Annotated element listings:
====
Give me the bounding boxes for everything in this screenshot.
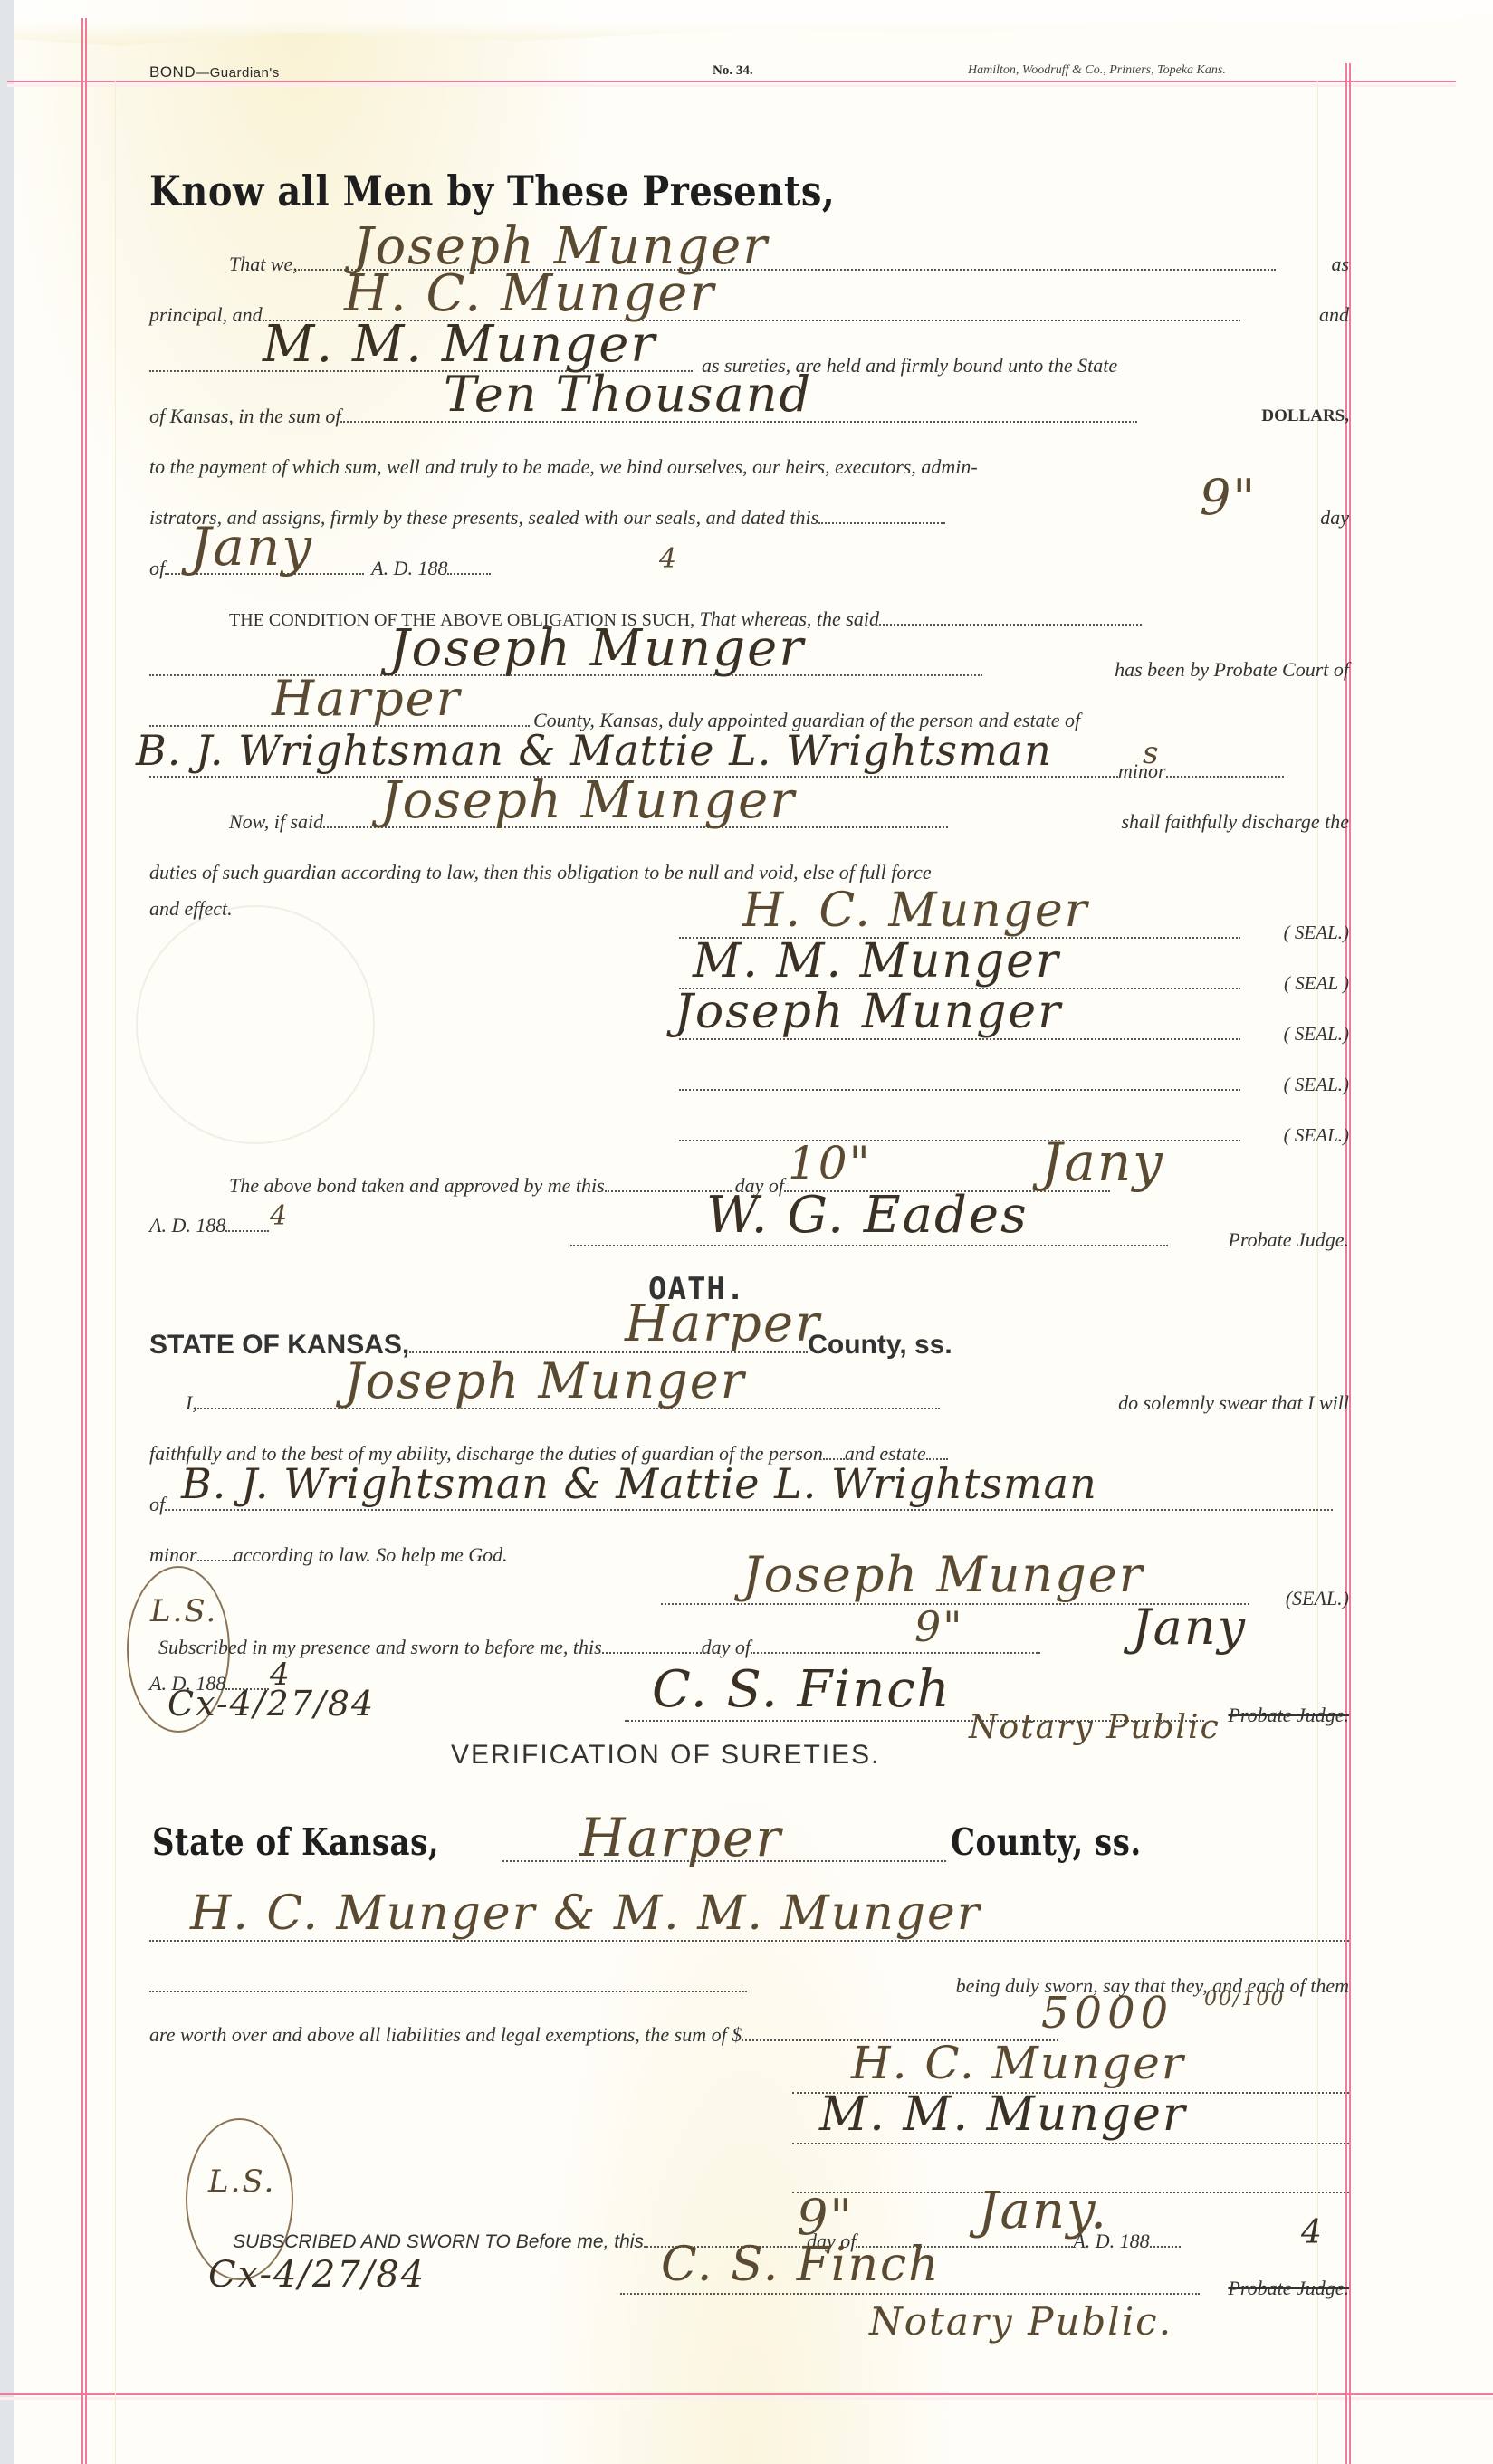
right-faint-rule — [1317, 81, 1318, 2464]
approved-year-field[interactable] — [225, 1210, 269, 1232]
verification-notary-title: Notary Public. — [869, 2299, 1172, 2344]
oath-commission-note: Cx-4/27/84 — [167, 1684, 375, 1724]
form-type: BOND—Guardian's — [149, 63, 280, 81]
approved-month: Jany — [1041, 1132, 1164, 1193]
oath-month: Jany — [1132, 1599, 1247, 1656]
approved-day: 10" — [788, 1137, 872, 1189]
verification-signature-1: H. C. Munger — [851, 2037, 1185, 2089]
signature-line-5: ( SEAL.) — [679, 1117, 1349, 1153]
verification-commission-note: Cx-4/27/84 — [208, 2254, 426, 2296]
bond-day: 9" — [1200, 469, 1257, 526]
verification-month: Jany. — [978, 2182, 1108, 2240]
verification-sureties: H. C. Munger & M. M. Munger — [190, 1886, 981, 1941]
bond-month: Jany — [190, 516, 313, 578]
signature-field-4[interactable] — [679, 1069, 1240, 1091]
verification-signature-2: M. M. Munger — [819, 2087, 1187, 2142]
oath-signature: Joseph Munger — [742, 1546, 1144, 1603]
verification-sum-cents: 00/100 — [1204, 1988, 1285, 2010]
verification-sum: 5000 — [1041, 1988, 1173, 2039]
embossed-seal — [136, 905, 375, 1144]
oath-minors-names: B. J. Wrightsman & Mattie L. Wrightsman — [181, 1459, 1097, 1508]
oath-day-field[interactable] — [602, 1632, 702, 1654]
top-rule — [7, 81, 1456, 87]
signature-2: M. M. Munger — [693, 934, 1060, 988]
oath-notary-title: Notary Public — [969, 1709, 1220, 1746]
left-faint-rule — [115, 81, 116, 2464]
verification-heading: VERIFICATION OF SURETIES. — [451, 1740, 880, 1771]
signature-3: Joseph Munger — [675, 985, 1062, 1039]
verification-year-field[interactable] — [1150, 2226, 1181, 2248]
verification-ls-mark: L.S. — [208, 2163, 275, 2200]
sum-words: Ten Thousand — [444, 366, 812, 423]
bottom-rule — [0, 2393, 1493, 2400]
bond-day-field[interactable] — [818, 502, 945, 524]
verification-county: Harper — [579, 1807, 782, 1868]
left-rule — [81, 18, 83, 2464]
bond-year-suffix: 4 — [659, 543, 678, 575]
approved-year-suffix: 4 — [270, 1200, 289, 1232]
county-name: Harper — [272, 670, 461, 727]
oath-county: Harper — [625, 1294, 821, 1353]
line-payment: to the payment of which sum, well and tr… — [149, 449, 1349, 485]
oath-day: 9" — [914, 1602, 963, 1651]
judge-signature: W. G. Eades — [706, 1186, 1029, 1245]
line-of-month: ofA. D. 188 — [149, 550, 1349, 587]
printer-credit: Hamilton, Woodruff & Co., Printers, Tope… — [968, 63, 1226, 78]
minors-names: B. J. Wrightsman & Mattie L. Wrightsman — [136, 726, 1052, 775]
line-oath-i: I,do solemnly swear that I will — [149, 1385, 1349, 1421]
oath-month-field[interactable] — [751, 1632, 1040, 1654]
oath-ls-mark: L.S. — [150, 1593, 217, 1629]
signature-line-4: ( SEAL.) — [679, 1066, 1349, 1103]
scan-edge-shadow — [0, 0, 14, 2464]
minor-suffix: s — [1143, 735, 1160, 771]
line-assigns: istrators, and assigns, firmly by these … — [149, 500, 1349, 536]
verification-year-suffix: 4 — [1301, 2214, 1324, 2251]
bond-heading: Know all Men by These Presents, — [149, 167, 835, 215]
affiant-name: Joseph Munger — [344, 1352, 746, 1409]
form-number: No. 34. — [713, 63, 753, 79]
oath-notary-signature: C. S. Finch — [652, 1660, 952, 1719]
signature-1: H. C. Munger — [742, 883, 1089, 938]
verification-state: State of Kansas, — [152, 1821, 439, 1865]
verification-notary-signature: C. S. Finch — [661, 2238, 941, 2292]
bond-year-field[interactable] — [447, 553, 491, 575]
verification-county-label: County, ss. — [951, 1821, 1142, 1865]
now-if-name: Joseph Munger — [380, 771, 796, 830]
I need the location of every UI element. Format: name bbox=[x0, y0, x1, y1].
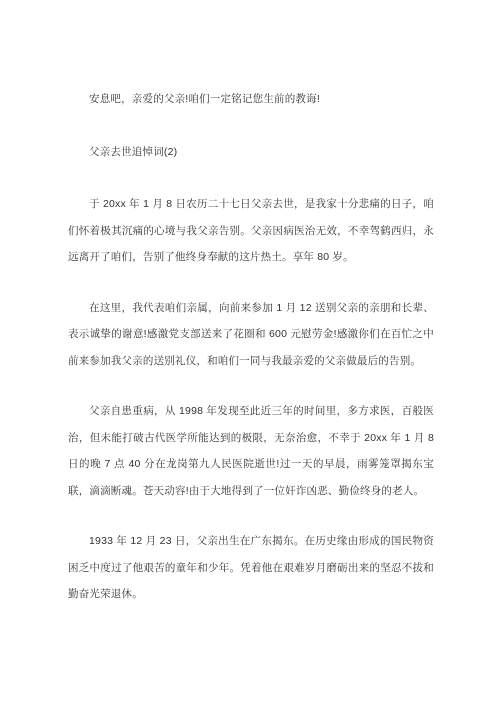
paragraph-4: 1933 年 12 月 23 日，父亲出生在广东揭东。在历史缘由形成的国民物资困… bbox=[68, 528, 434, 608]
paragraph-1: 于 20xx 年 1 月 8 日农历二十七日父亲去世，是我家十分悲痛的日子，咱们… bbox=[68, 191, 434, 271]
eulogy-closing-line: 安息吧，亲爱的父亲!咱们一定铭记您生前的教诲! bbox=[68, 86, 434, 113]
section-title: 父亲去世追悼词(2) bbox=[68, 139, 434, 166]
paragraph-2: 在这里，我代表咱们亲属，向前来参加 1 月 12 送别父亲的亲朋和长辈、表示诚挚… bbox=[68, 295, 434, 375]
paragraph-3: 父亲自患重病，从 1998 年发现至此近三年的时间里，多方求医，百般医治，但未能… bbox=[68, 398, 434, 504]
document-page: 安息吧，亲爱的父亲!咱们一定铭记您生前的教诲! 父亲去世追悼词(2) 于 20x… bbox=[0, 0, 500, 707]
====
WORK INSTRUCTIONS ->
Rewrite all of the lines above with "screenshot" changed to "image" and everything else left as it is. Omit the pictures from your answer.

EXERCISE RESULT ->
Give me the bounding boxes for everything in this image.
right-faint-rule — [1317, 81, 1318, 2464]
approved-year-field[interactable] — [225, 1210, 269, 1232]
verification-notary-title: Notary Public. — [869, 2299, 1172, 2344]
oath-commission-note: Cx-4/27/84 — [167, 1684, 375, 1724]
form-type: BOND—Guardian's — [149, 63, 280, 81]
approved-month: Jany — [1041, 1132, 1164, 1193]
oath-month: Jany — [1132, 1599, 1247, 1656]
approved-day: 10" — [788, 1137, 872, 1189]
verification-signature-1: H. C. Munger — [851, 2037, 1185, 2089]
signature-line-5: ( SEAL.) — [679, 1117, 1349, 1153]
verification-commission-note: Cx-4/27/84 — [208, 2254, 426, 2296]
bond-day: 9" — [1200, 469, 1257, 526]
verification-month: Jany. — [978, 2182, 1108, 2240]
verification-sureties: H. C. Munger & M. M. Munger — [190, 1886, 981, 1941]
bond-month: Jany — [190, 516, 313, 578]
signature-field-4[interactable] — [679, 1069, 1240, 1091]
verification-signature-2: M. M. Munger — [819, 2087, 1187, 2142]
oath-signature: Joseph Munger — [742, 1546, 1144, 1603]
verification-sum-cents: 00/100 — [1204, 1988, 1285, 2010]
verification-sum: 5000 — [1041, 1988, 1173, 2039]
embossed-seal — [136, 905, 375, 1144]
oath-minors-names: B. J. Wrightsman & Mattie L. Wrightsman — [181, 1459, 1097, 1508]
oath-day-field[interactable] — [602, 1632, 702, 1654]
top-rule — [7, 81, 1456, 87]
signature-2: M. M. Munger — [693, 934, 1060, 988]
oath-notary-title: Notary Public — [969, 1709, 1220, 1746]
left-faint-rule — [115, 81, 116, 2464]
verification-heading: VERIFICATION OF SURETIES. — [451, 1740, 880, 1771]
signature-3: Joseph Munger — [675, 985, 1062, 1039]
verification-year-field[interactable] — [1150, 2226, 1181, 2248]
verification-ls-mark: L.S. — [208, 2163, 275, 2200]
sum-words: Ten Thousand — [444, 366, 812, 423]
bottom-rule — [0, 2393, 1493, 2400]
bond-day-field[interactable] — [818, 502, 945, 524]
verification-county: Harper — [579, 1807, 782, 1868]
left-rule — [81, 18, 83, 2464]
bond-year-suffix: 4 — [659, 543, 678, 575]
approved-year-suffix: 4 — [270, 1200, 289, 1232]
county-name: Harper — [272, 670, 461, 727]
oath-county: Harper — [625, 1294, 821, 1353]
line-payment: to the payment of which sum, well and tr… — [149, 449, 1349, 485]
oath-day: 9" — [914, 1602, 963, 1651]
judge-signature: W. G. Eades — [706, 1186, 1029, 1245]
line-of-month: ofA. D. 188 — [149, 550, 1349, 587]
printer-credit: Hamilton, Woodruff & Co., Printers, Tope… — [968, 63, 1226, 78]
minors-names: B. J. Wrightsman & Mattie L. Wrightsman — [136, 726, 1052, 775]
line-oath-i: I,do solemnly swear that I will — [149, 1385, 1349, 1421]
oath-month-field[interactable] — [751, 1632, 1040, 1654]
oath-ls-mark: L.S. — [150, 1593, 217, 1629]
signature-line-4: ( SEAL.) — [679, 1066, 1349, 1103]
scan-edge-shadow — [0, 0, 14, 2464]
minor-suffix: s — [1143, 735, 1160, 771]
line-assigns: istrators, and assigns, firmly by these … — [149, 500, 1349, 536]
verification-year-suffix: 4 — [1301, 2214, 1324, 2251]
bond-heading: Know all Men by These Presents, — [149, 167, 835, 215]
affiant-name: Joseph Munger — [344, 1352, 746, 1409]
form-number: No. 34. — [713, 63, 753, 79]
oath-notary-signature: C. S. Finch — [652, 1660, 952, 1719]
signature-1: H. C. Munger — [742, 883, 1089, 938]
verification-state: State of Kansas, — [152, 1821, 439, 1865]
verification-notary-signature: C. S. Finch — [661, 2238, 941, 2292]
bond-year-field[interactable] — [447, 553, 491, 575]
verification-county-label: County, ss. — [951, 1821, 1142, 1865]
now-if-name: Joseph Munger — [380, 771, 796, 830]
I need the location of every UI element. Format: name bbox=[x0, y0, x1, y1].
paragraph-4: 1933 年 12 月 23 日，父亲出生在广东揭东。在历史缘由形成的国民物资困… bbox=[68, 528, 434, 608]
paragraph-1: 于 20xx 年 1 月 8 日农历二十七日父亲去世，是我家十分悲痛的日子，咱们… bbox=[68, 191, 434, 271]
eulogy-closing-line: 安息吧，亲爱的父亲!咱们一定铭记您生前的教诲! bbox=[68, 86, 434, 113]
section-title: 父亲去世追悼词(2) bbox=[68, 139, 434, 166]
paragraph-2: 在这里，我代表咱们亲属，向前来参加 1 月 12 送别父亲的亲朋和长辈、表示诚挚… bbox=[68, 295, 434, 375]
paragraph-3: 父亲自患重病，从 1998 年发现至此近三年的时间里，多方求医，百般医治，但未能… bbox=[68, 398, 434, 504]
document-page: 安息吧，亲爱的父亲!咱们一定铭记您生前的教诲! 父亲去世追悼词(2) 于 20x… bbox=[0, 0, 500, 707]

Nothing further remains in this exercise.